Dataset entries
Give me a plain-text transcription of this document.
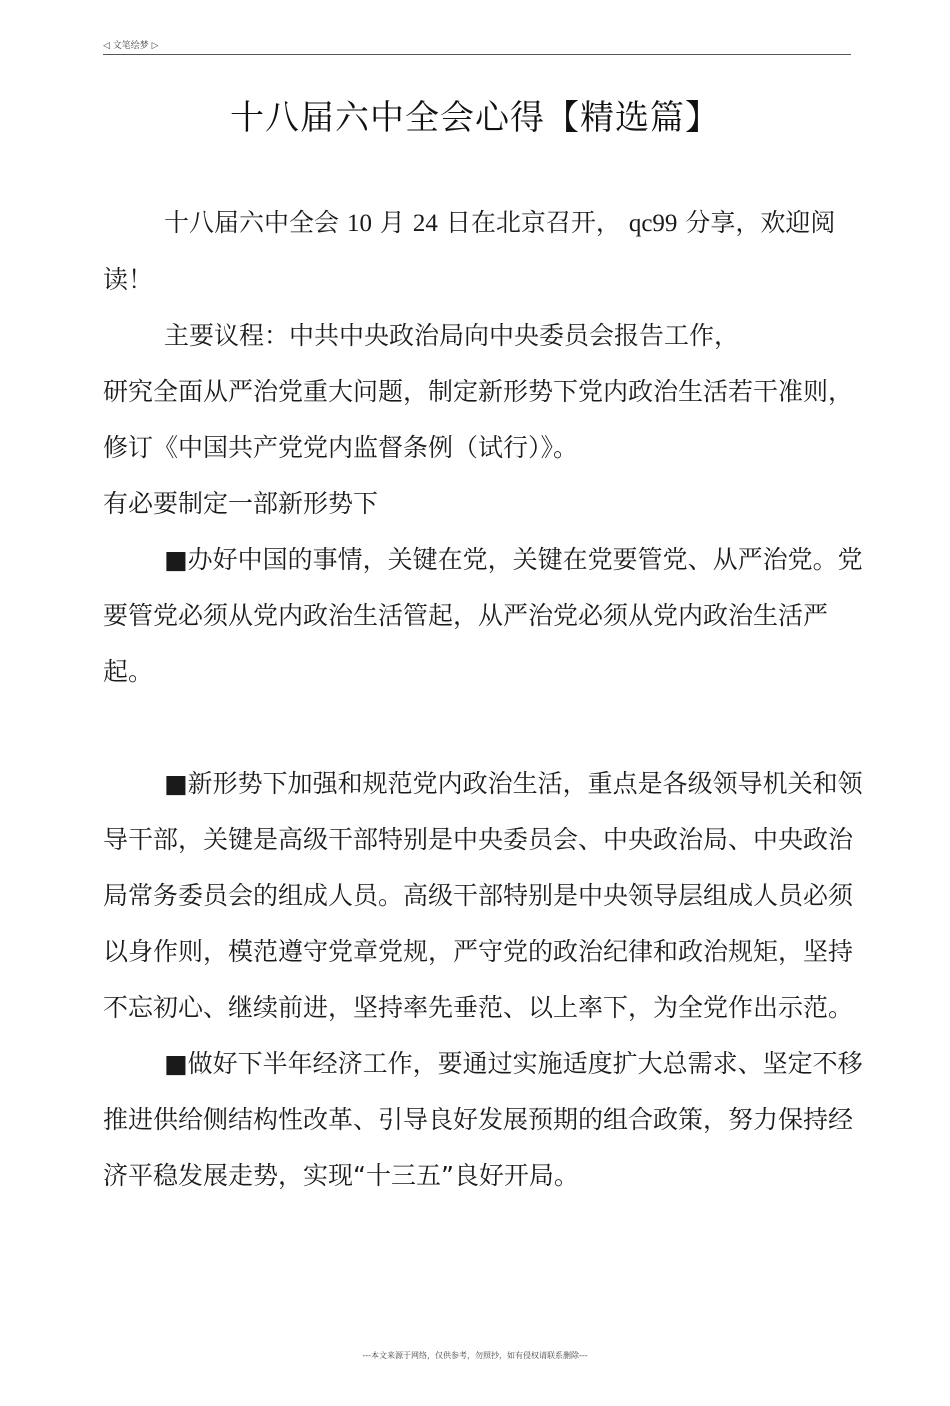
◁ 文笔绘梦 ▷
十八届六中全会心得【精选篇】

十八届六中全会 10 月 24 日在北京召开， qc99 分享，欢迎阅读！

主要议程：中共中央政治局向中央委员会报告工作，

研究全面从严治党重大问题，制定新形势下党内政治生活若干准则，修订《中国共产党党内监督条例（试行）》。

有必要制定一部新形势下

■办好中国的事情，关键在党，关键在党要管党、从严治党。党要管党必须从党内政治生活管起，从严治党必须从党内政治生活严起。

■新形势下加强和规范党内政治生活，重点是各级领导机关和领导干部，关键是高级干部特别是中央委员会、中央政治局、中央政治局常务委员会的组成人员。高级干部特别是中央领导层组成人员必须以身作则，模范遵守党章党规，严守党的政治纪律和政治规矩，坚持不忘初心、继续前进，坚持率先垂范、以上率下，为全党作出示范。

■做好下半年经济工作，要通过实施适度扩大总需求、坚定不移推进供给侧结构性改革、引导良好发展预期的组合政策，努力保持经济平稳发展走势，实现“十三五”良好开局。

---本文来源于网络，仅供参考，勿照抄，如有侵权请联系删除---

→ **PROBLEM DETAILS**:
Exclude the pictures. Write out the remaining data exactly.

→ **OUTPUT**:
Give me a plain-text transcription of this document.
◁ 文笔绘梦 ▷
十八届六中全会心得【精选篇】

十八届六中全会 10 月 24 日在北京召开， qc99 分享，欢迎阅读！

主要议程：中共中央政治局向中央委员会报告工作，

研究全面从严治党重大问题，制定新形势下党内政治生活若干准则，修订《中国共产党党内监督条例（试行）》。

有必要制定一部新形势下

■办好中国的事情，关键在党，关键在党要管党、从严治党。党要管党必须从党内政治生活管起，从严治党必须从党内政治生活严起。

■新形势下加强和规范党内政治生活，重点是各级领导机关和领导干部，关键是高级干部特别是中央委员会、中央政治局、中央政治局常务委员会的组成人员。高级干部特别是中央领导层组成人员必须以身作则，模范遵守党章党规，严守党的政治纪律和政治规矩，坚持不忘初心、继续前进，坚持率先垂范、以上率下，为全党作出示范。

■做好下半年经济工作，要通过实施适度扩大总需求、坚定不移推进供给侧结构性改革、引导良好发展预期的组合政策，努力保持经济平稳发展走势，实现“十三五”良好开局。

---本文来源于网络，仅供参考，勿照抄，如有侵权请联系删除---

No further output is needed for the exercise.